─── DATA ───
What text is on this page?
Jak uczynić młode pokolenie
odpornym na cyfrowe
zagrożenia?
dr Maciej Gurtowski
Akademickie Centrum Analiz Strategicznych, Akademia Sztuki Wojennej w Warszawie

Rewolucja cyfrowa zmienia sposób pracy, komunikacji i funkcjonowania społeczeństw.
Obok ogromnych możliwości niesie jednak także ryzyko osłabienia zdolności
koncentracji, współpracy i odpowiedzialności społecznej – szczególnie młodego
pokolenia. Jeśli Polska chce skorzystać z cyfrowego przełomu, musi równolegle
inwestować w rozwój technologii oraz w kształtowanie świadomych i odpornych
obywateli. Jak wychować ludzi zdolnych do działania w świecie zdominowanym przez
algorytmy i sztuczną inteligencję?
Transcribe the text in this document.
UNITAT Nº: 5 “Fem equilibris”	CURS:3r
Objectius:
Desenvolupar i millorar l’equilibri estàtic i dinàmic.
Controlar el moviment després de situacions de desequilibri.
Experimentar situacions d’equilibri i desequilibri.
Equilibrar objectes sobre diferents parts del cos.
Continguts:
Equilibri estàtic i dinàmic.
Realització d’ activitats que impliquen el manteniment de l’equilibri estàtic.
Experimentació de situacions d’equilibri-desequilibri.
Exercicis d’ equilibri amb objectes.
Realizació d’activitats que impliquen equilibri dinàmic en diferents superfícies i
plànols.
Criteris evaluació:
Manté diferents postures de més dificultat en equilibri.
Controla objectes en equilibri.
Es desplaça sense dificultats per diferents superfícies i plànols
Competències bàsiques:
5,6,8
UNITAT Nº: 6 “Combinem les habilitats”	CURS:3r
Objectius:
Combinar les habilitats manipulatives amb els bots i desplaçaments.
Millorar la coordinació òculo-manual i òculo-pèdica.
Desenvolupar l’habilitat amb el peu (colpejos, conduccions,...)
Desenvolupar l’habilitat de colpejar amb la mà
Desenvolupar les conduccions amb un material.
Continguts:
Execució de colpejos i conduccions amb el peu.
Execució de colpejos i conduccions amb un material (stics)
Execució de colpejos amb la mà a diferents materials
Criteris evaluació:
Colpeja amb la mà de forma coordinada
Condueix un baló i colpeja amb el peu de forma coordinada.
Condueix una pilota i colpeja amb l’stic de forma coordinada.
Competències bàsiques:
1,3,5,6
───
─── DATA ───
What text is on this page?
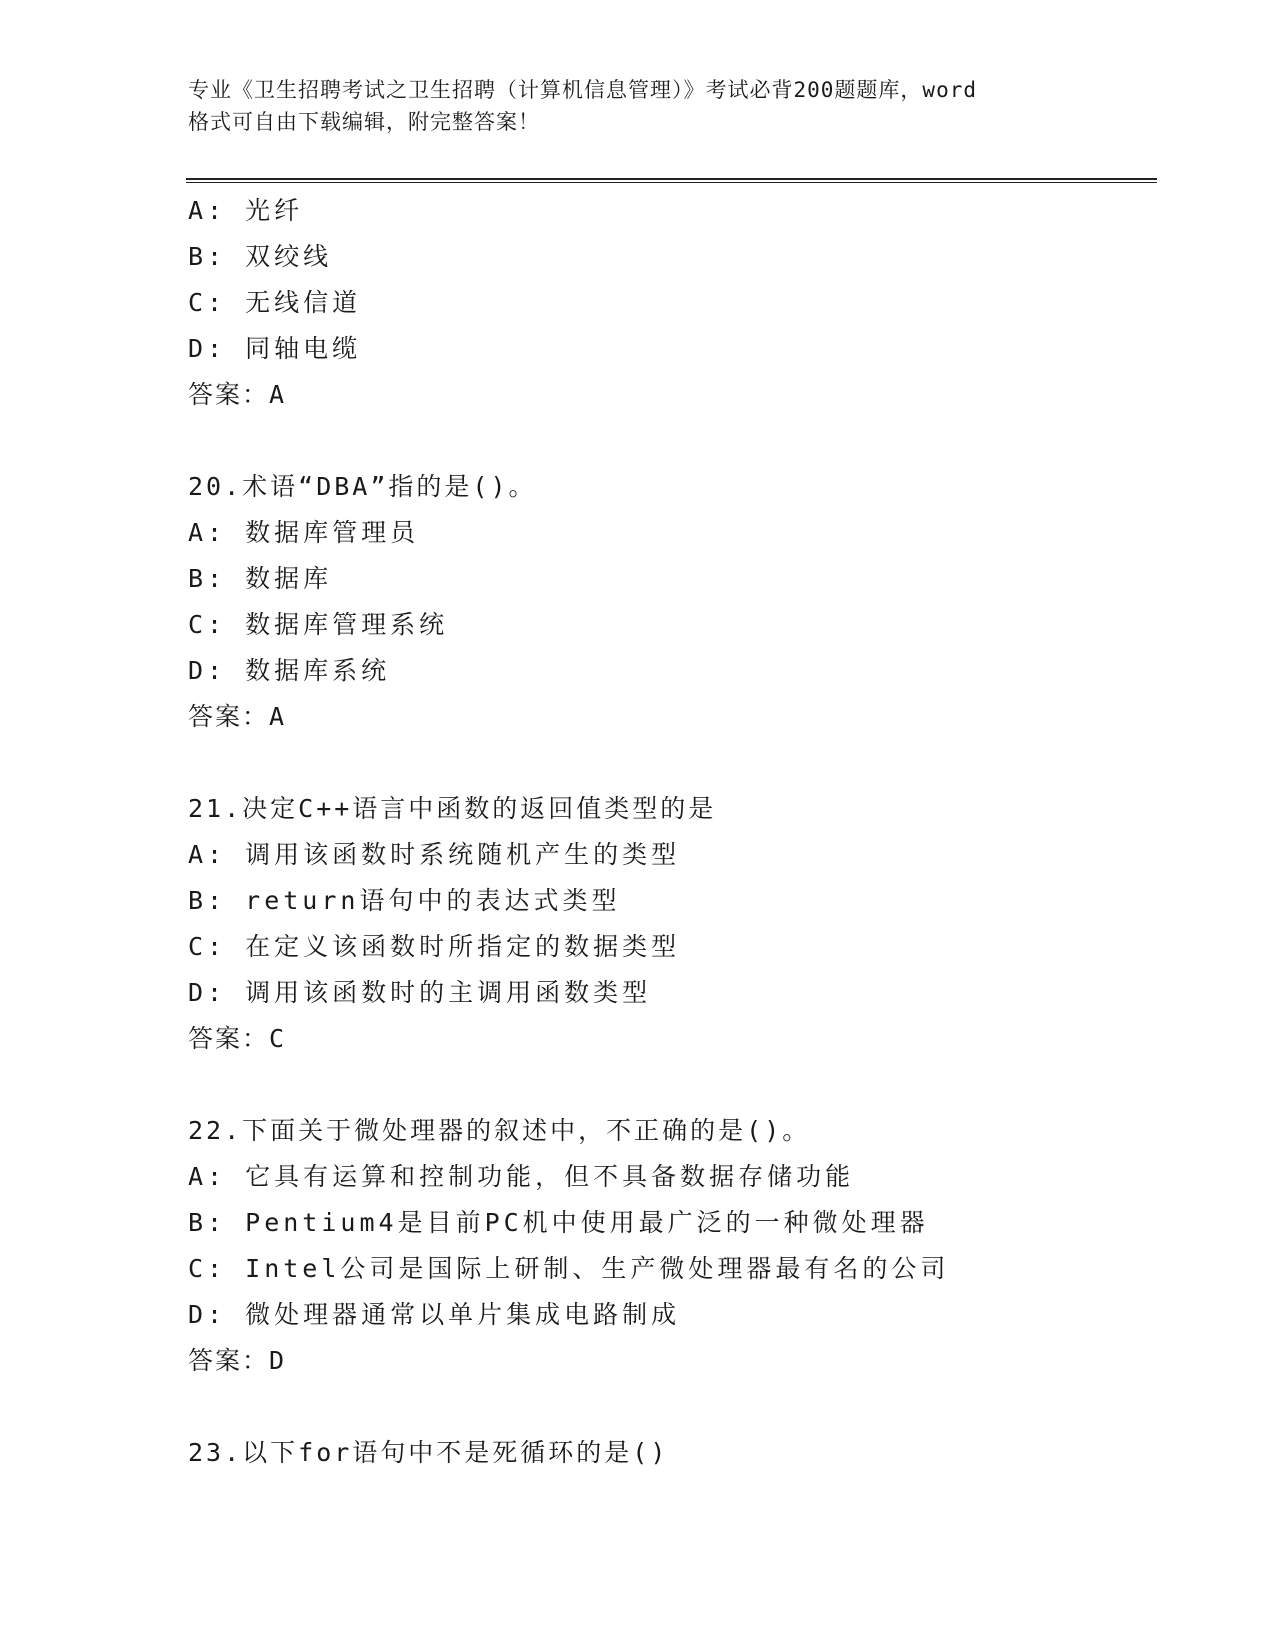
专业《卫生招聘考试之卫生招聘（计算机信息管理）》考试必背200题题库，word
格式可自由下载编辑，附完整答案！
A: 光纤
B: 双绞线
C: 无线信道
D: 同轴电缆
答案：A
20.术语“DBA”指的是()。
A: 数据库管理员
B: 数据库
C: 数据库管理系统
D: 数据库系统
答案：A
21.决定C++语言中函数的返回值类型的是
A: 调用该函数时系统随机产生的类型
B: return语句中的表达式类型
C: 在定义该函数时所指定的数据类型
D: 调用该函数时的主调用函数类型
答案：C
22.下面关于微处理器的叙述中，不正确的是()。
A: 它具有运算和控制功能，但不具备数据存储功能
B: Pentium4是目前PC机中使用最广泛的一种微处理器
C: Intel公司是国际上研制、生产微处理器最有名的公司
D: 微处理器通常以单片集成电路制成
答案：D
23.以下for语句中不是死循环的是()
───
─── DATA ───
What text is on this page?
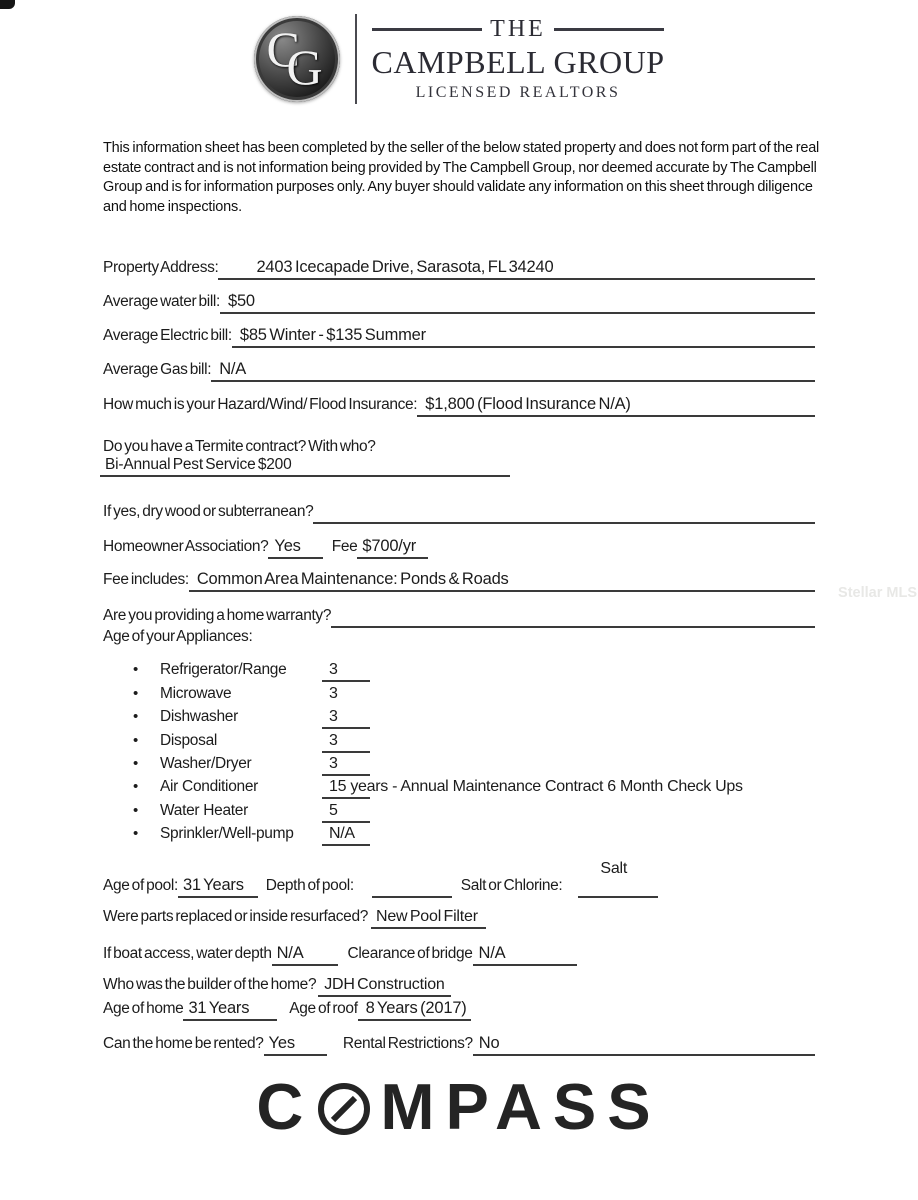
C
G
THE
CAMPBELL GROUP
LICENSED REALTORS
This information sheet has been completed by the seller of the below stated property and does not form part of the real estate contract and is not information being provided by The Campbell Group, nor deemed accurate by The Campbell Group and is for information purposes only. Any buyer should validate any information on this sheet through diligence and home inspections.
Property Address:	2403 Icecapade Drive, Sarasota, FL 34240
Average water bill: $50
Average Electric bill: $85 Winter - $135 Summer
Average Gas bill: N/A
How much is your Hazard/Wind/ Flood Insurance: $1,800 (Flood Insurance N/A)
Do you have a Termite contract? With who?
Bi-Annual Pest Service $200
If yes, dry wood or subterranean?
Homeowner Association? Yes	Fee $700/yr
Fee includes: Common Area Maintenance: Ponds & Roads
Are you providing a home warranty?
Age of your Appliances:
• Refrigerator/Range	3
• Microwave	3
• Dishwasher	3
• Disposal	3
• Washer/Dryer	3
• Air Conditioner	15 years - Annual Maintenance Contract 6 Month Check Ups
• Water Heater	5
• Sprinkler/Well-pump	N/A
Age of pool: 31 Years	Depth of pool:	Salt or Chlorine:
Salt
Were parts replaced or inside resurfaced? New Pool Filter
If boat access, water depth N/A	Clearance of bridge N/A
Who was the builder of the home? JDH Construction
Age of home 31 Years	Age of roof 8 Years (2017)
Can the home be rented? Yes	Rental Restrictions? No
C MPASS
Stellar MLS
───
(CHALLENGE) Reply with one number only: the count of lines in the entries that contain "Average".

(THE ANSWER) 3